>>>

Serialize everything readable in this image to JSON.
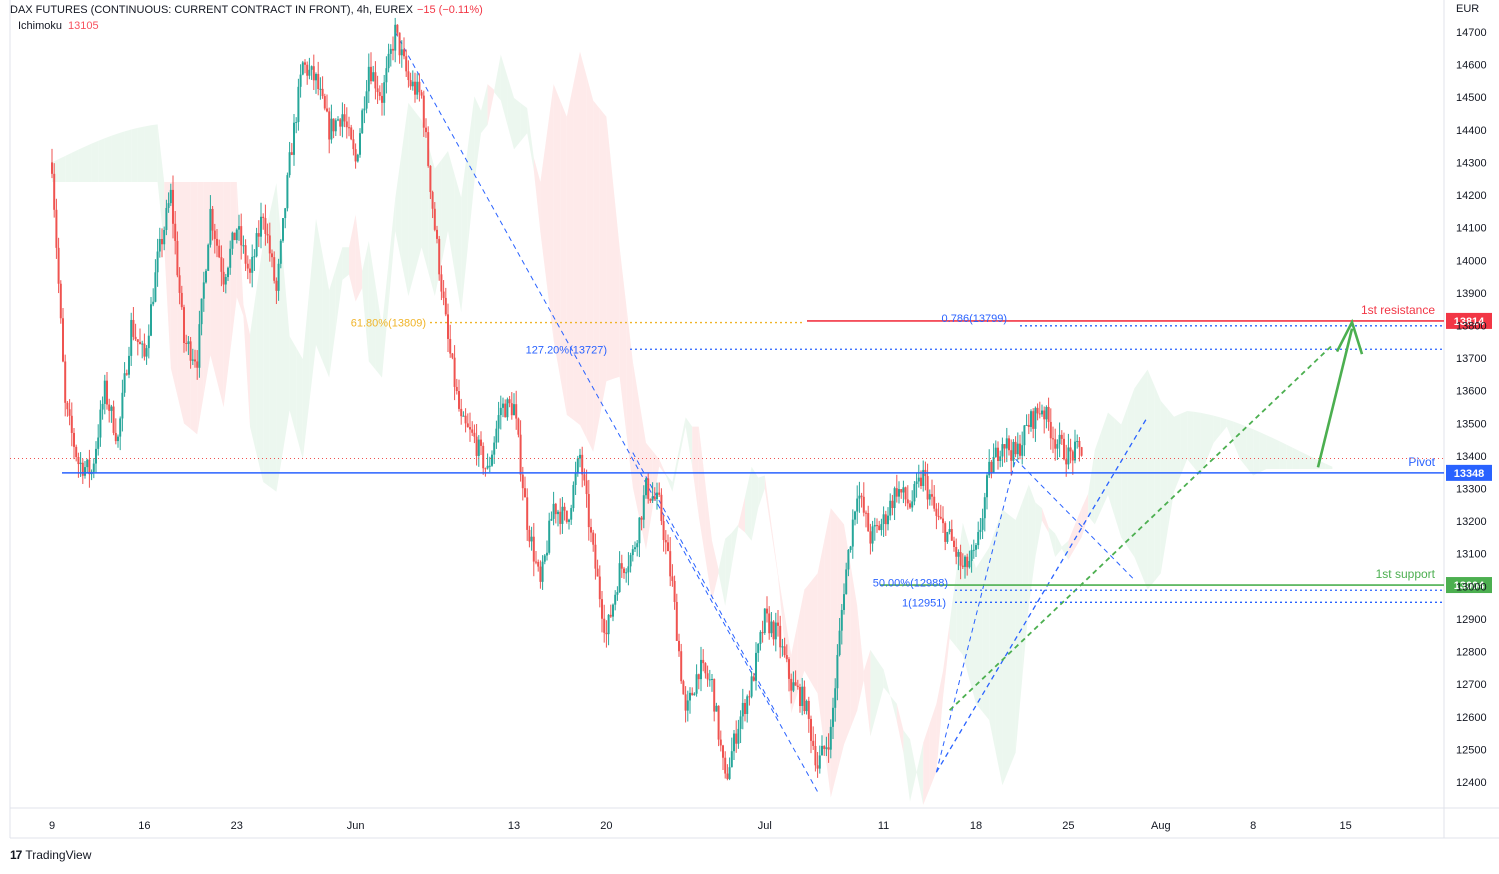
{
  "header": {
    "symbol_line": "DAX FUTURES (CONTINUOUS: CURRENT CONTRACT IN FRONT), 4h, EUREX",
    "change": "−15 (−0.11%)",
    "indicator_name": "Ichimoku",
    "indicator_value": "13105"
  },
  "footer": {
    "brand": "TradingView",
    "logo": "17"
  },
  "colors": {
    "up": "#26a69a",
    "down": "#ef5350",
    "resistance": "#f23645",
    "pivot": "#2962ff",
    "support": "#4caf50",
    "fib_orange": "#f0b429",
    "fib_blue": "#2962ff",
    "cloud_green": "#e5f4e9",
    "cloud_red": "#fde3e3"
  },
  "chart_data": {
    "type": "candlestick",
    "currency": "EUR",
    "ylim": [
      12330,
      14760
    ],
    "y_ticks": [
      12400,
      12500,
      12600,
      12700,
      12800,
      12900,
      13000,
      13100,
      13200,
      13300,
      13400,
      13500,
      13600,
      13700,
      13800,
      13900,
      14000,
      14100,
      14200,
      14300,
      14400,
      14500,
      14600,
      14700
    ],
    "x_ticks": [
      {
        "day": 0,
        "label": "9"
      },
      {
        "day": 7,
        "label": "16"
      },
      {
        "day": 14,
        "label": "23"
      },
      {
        "day": 23,
        "label": "Jun"
      },
      {
        "day": 35,
        "label": "13"
      },
      {
        "day": 42,
        "label": "20"
      },
      {
        "day": 54,
        "label": "Jul"
      },
      {
        "day": 63,
        "label": "11"
      },
      {
        "day": 70,
        "label": "18"
      },
      {
        "day": 77,
        "label": "25"
      },
      {
        "day": 84,
        "label": "Aug"
      },
      {
        "day": 91,
        "label": "8"
      },
      {
        "day": 98,
        "label": "15"
      }
    ],
    "anchors": [
      [
        0,
        14300
      ],
      [
        1,
        13550
      ],
      [
        2,
        13380
      ],
      [
        3,
        13350
      ],
      [
        4,
        13600
      ],
      [
        5,
        13450
      ],
      [
        6,
        13800
      ],
      [
        7,
        13700
      ],
      [
        8,
        14000
      ],
      [
        9,
        14200
      ],
      [
        10,
        13750
      ],
      [
        11,
        13700
      ],
      [
        12,
        14150
      ],
      [
        13,
        13950
      ],
      [
        14,
        14100
      ],
      [
        15,
        13950
      ],
      [
        16,
        14150
      ],
      [
        17,
        13900
      ],
      [
        18,
        14300
      ],
      [
        19,
        14600
      ],
      [
        20,
        14550
      ],
      [
        21,
        14400
      ],
      [
        22,
        14450
      ],
      [
        23,
        14300
      ],
      [
        24,
        14600
      ],
      [
        25,
        14500
      ],
      [
        26,
        14700
      ],
      [
        27,
        14550
      ],
      [
        28,
        14500
      ],
      [
        29,
        14100
      ],
      [
        30,
        13750
      ],
      [
        31,
        13500
      ],
      [
        32,
        13450
      ],
      [
        33,
        13350
      ],
      [
        34,
        13550
      ],
      [
        35,
        13550
      ],
      [
        36,
        13200
      ],
      [
        37,
        13000
      ],
      [
        38,
        13250
      ],
      [
        39,
        13200
      ],
      [
        40,
        13400
      ],
      [
        41,
        13100
      ],
      [
        42,
        12850
      ],
      [
        43,
        13050
      ],
      [
        44,
        13100
      ],
      [
        45,
        13300
      ],
      [
        46,
        13250
      ],
      [
        47,
        13000
      ],
      [
        48,
        12600
      ],
      [
        49,
        12750
      ],
      [
        50,
        12700
      ],
      [
        51,
        12400
      ],
      [
        52,
        12580
      ],
      [
        53,
        12700
      ],
      [
        54,
        12900
      ],
      [
        55,
        12850
      ],
      [
        56,
        12700
      ],
      [
        57,
        12650
      ],
      [
        58,
        12450
      ],
      [
        59,
        12550
      ],
      [
        60,
        13000
      ],
      [
        61,
        13300
      ],
      [
        62,
        13150
      ],
      [
        63,
        13200
      ],
      [
        64,
        13300
      ],
      [
        65,
        13250
      ],
      [
        66,
        13340
      ],
      [
        67,
        13210
      ],
      [
        68,
        13150
      ],
      [
        69,
        13050
      ],
      [
        70,
        13100
      ],
      [
        71,
        13350
      ],
      [
        72,
        13450
      ],
      [
        73,
        13400
      ],
      [
        74,
        13500
      ],
      [
        75,
        13550
      ],
      [
        76,
        13450
      ],
      [
        77,
        13400
      ],
      [
        78,
        13420
      ]
    ],
    "ichimoku_value": 13105,
    "levels": [
      {
        "name": "1st resistance",
        "value": 13814,
        "badge": "13814"
      },
      {
        "name": "Pivot",
        "value": 13348,
        "badge": "13348"
      },
      {
        "name": "1st support",
        "value": 13004,
        "badge": "13004"
      }
    ],
    "fib_labels": [
      {
        "text": "61.80%(13809)",
        "value": 13809
      },
      {
        "text": "0.786(13799)",
        "value": 13799
      },
      {
        "text": "127.20%(13727)",
        "value": 13727
      },
      {
        "text": "50.00%(12988)",
        "value": 12988
      },
      {
        "text": "1(12951)",
        "value": 12951
      }
    ]
  }
}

<<<

PROBLEM TO WORK ON: Reproduce every record word for word. The copy must contain no pictures.

EXERCISE RESULT:
Serialize everything readable in this image to JSON.
{
  "header": {
    "symbol_line": "DAX FUTURES (CONTINUOUS: CURRENT CONTRACT IN FRONT), 4h, EUREX",
    "change": "−15 (−0.11%)",
    "indicator_name": "Ichimoku",
    "indicator_value": "13105"
  },
  "footer": {
    "brand": "TradingView",
    "logo": "17"
  },
  "colors": {
    "up": "#26a69a",
    "down": "#ef5350",
    "resistance": "#f23645",
    "pivot": "#2962ff",
    "support": "#4caf50",
    "fib_orange": "#f0b429",
    "fib_blue": "#2962ff",
    "cloud_green": "#e5f4e9",
    "cloud_red": "#fde3e3"
  },
  "chart_data": {
    "type": "candlestick",
    "currency": "EUR",
    "ylim": [
      12330,
      14760
    ],
    "y_ticks": [
      12400,
      12500,
      12600,
      12700,
      12800,
      12900,
      13000,
      13100,
      13200,
      13300,
      13400,
      13500,
      13600,
      13700,
      13800,
      13900,
      14000,
      14100,
      14200,
      14300,
      14400,
      14500,
      14600,
      14700
    ],
    "x_ticks": [
      {
        "day": 0,
        "label": "9"
      },
      {
        "day": 7,
        "label": "16"
      },
      {
        "day": 14,
        "label": "23"
      },
      {
        "day": 23,
        "label": "Jun"
      },
      {
        "day": 35,
        "label": "13"
      },
      {
        "day": 42,
        "label": "20"
      },
      {
        "day": 54,
        "label": "Jul"
      },
      {
        "day": 63,
        "label": "11"
      },
      {
        "day": 70,
        "label": "18"
      },
      {
        "day": 77,
        "label": "25"
      },
      {
        "day": 84,
        "label": "Aug"
      },
      {
        "day": 91,
        "label": "8"
      },
      {
        "day": 98,
        "label": "15"
      }
    ],
    "anchors": [
      [
        0,
        14300
      ],
      [
        1,
        13550
      ],
      [
        2,
        13380
      ],
      [
        3,
        13350
      ],
      [
        4,
        13600
      ],
      [
        5,
        13450
      ],
      [
        6,
        13800
      ],
      [
        7,
        13700
      ],
      [
        8,
        14000
      ],
      [
        9,
        14200
      ],
      [
        10,
        13750
      ],
      [
        11,
        13700
      ],
      [
        12,
        14150
      ],
      [
        13,
        13950
      ],
      [
        14,
        14100
      ],
      [
        15,
        13950
      ],
      [
        16,
        14150
      ],
      [
        17,
        13900
      ],
      [
        18,
        14300
      ],
      [
        19,
        14600
      ],
      [
        20,
        14550
      ],
      [
        21,
        14400
      ],
      [
        22,
        14450
      ],
      [
        23,
        14300
      ],
      [
        24,
        14600
      ],
      [
        25,
        14500
      ],
      [
        26,
        14700
      ],
      [
        27,
        14550
      ],
      [
        28,
        14500
      ],
      [
        29,
        14100
      ],
      [
        30,
        13750
      ],
      [
        31,
        13500
      ],
      [
        32,
        13450
      ],
      [
        33,
        13350
      ],
      [
        34,
        13550
      ],
      [
        35,
        13550
      ],
      [
        36,
        13200
      ],
      [
        37,
        13000
      ],
      [
        38,
        13250
      ],
      [
        39,
        13200
      ],
      [
        40,
        13400
      ],
      [
        41,
        13100
      ],
      [
        42,
        12850
      ],
      [
        43,
        13050
      ],
      [
        44,
        13100
      ],
      [
        45,
        13300
      ],
      [
        46,
        13250
      ],
      [
        47,
        13000
      ],
      [
        48,
        12600
      ],
      [
        49,
        12750
      ],
      [
        50,
        12700
      ],
      [
        51,
        12400
      ],
      [
        52,
        12580
      ],
      [
        53,
        12700
      ],
      [
        54,
        12900
      ],
      [
        55,
        12850
      ],
      [
        56,
        12700
      ],
      [
        57,
        12650
      ],
      [
        58,
        12450
      ],
      [
        59,
        12550
      ],
      [
        60,
        13000
      ],
      [
        61,
        13300
      ],
      [
        62,
        13150
      ],
      [
        63,
        13200
      ],
      [
        64,
        13300
      ],
      [
        65,
        13250
      ],
      [
        66,
        13340
      ],
      [
        67,
        13210
      ],
      [
        68,
        13150
      ],
      [
        69,
        13050
      ],
      [
        70,
        13100
      ],
      [
        71,
        13350
      ],
      [
        72,
        13450
      ],
      [
        73,
        13400
      ],
      [
        74,
        13500
      ],
      [
        75,
        13550
      ],
      [
        76,
        13450
      ],
      [
        77,
        13400
      ],
      [
        78,
        13420
      ]
    ],
    "ichimoku_value": 13105,
    "levels": [
      {
        "name": "1st resistance",
        "value": 13814,
        "badge": "13814"
      },
      {
        "name": "Pivot",
        "value": 13348,
        "badge": "13348"
      },
      {
        "name": "1st support",
        "value": 13004,
        "badge": "13004"
      }
    ],
    "fib_labels": [
      {
        "text": "61.80%(13809)",
        "value": 13809
      },
      {
        "text": "0.786(13799)",
        "value": 13799
      },
      {
        "text": "127.20%(13727)",
        "value": 13727
      },
      {
        "text": "50.00%(12988)",
        "value": 12988
      },
      {
        "text": "1(12951)",
        "value": 12951
      }
    ]
  }
}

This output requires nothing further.